◆ **Stated problem**: Go through the data and copy every line exactly, but not the images.
Start of Exercise materials
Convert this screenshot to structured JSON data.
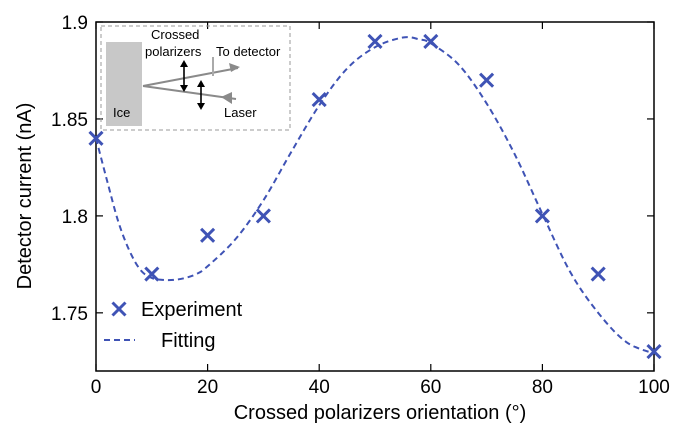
{
  "chart_data": {
    "type": "scatter",
    "title": "",
    "xlabel": "Crossed polarizers orientation (°)",
    "ylabel": "Detector current (nA)",
    "xlim": [
      0,
      100
    ],
    "ylim": [
      1.72,
      1.9
    ],
    "xticks": [
      0,
      20,
      40,
      60,
      80,
      100
    ],
    "xtick_labels": [
      "0",
      "20",
      "40",
      "60",
      "80",
      "100"
    ],
    "yticks": [
      1.75,
      1.8,
      1.85,
      1.9
    ],
    "ytick_labels": [
      "1.75",
      "1.8",
      "1.85",
      "1.9"
    ],
    "grid": false,
    "legend_position": "bottom-left",
    "series": [
      {
        "name": "Experiment",
        "kind": "markers",
        "marker": "x",
        "color": "#3f53b5",
        "x": [
          0,
          10,
          20,
          30,
          40,
          50,
          60,
          70,
          80,
          90,
          100
        ],
        "y": [
          1.84,
          1.77,
          1.79,
          1.8,
          1.86,
          1.89,
          1.89,
          1.87,
          1.8,
          1.77,
          1.73
        ]
      },
      {
        "name": "Fitting",
        "kind": "dashed-line",
        "color": "#3f53b5",
        "x": [
          0,
          2,
          4,
          6,
          8,
          10,
          12,
          14,
          16,
          18,
          20,
          25,
          30,
          35,
          40,
          45,
          50,
          55,
          58,
          60,
          65,
          70,
          75,
          80,
          85,
          90,
          95,
          100
        ],
        "y": [
          1.84,
          1.818,
          1.797,
          1.782,
          1.772,
          1.768,
          1.767,
          1.767,
          1.768,
          1.77,
          1.774,
          1.788,
          1.808,
          1.833,
          1.857,
          1.876,
          1.887,
          1.892,
          1.891,
          1.889,
          1.878,
          1.858,
          1.832,
          1.801,
          1.771,
          1.75,
          1.735,
          1.729
        ]
      }
    ]
  },
  "inset": {
    "block_label": "Ice",
    "polarizers_label_line1": "Crossed",
    "polarizers_label_line2": "polarizers",
    "detector_label": "To detector",
    "laser_label": "Laser"
  },
  "colors": {
    "series": "#3f53b5",
    "inset_gray": "#c8c8c8",
    "inset_beam": "#8a8a8a"
  }
}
End of Exercise materials
◆ **In response**:
Convert this screenshot to structured JSON data.
{
  "chart_data": {
    "type": "scatter",
    "title": "",
    "xlabel": "Crossed polarizers orientation (°)",
    "ylabel": "Detector current (nA)",
    "xlim": [
      0,
      100
    ],
    "ylim": [
      1.72,
      1.9
    ],
    "xticks": [
      0,
      20,
      40,
      60,
      80,
      100
    ],
    "xtick_labels": [
      "0",
      "20",
      "40",
      "60",
      "80",
      "100"
    ],
    "yticks": [
      1.75,
      1.8,
      1.85,
      1.9
    ],
    "ytick_labels": [
      "1.75",
      "1.8",
      "1.85",
      "1.9"
    ],
    "grid": false,
    "legend_position": "bottom-left",
    "series": [
      {
        "name": "Experiment",
        "kind": "markers",
        "marker": "x",
        "color": "#3f53b5",
        "x": [
          0,
          10,
          20,
          30,
          40,
          50,
          60,
          70,
          80,
          90,
          100
        ],
        "y": [
          1.84,
          1.77,
          1.79,
          1.8,
          1.86,
          1.89,
          1.89,
          1.87,
          1.8,
          1.77,
          1.73
        ]
      },
      {
        "name": "Fitting",
        "kind": "dashed-line",
        "color": "#3f53b5",
        "x": [
          0,
          2,
          4,
          6,
          8,
          10,
          12,
          14,
          16,
          18,
          20,
          25,
          30,
          35,
          40,
          45,
          50,
          55,
          58,
          60,
          65,
          70,
          75,
          80,
          85,
          90,
          95,
          100
        ],
        "y": [
          1.84,
          1.818,
          1.797,
          1.782,
          1.772,
          1.768,
          1.767,
          1.767,
          1.768,
          1.77,
          1.774,
          1.788,
          1.808,
          1.833,
          1.857,
          1.876,
          1.887,
          1.892,
          1.891,
          1.889,
          1.878,
          1.858,
          1.832,
          1.801,
          1.771,
          1.75,
          1.735,
          1.729
        ]
      }
    ]
  },
  "inset": {
    "block_label": "Ice",
    "polarizers_label_line1": "Crossed",
    "polarizers_label_line2": "polarizers",
    "detector_label": "To detector",
    "laser_label": "Laser"
  },
  "colors": {
    "series": "#3f53b5",
    "inset_gray": "#c8c8c8",
    "inset_beam": "#8a8a8a"
  }
}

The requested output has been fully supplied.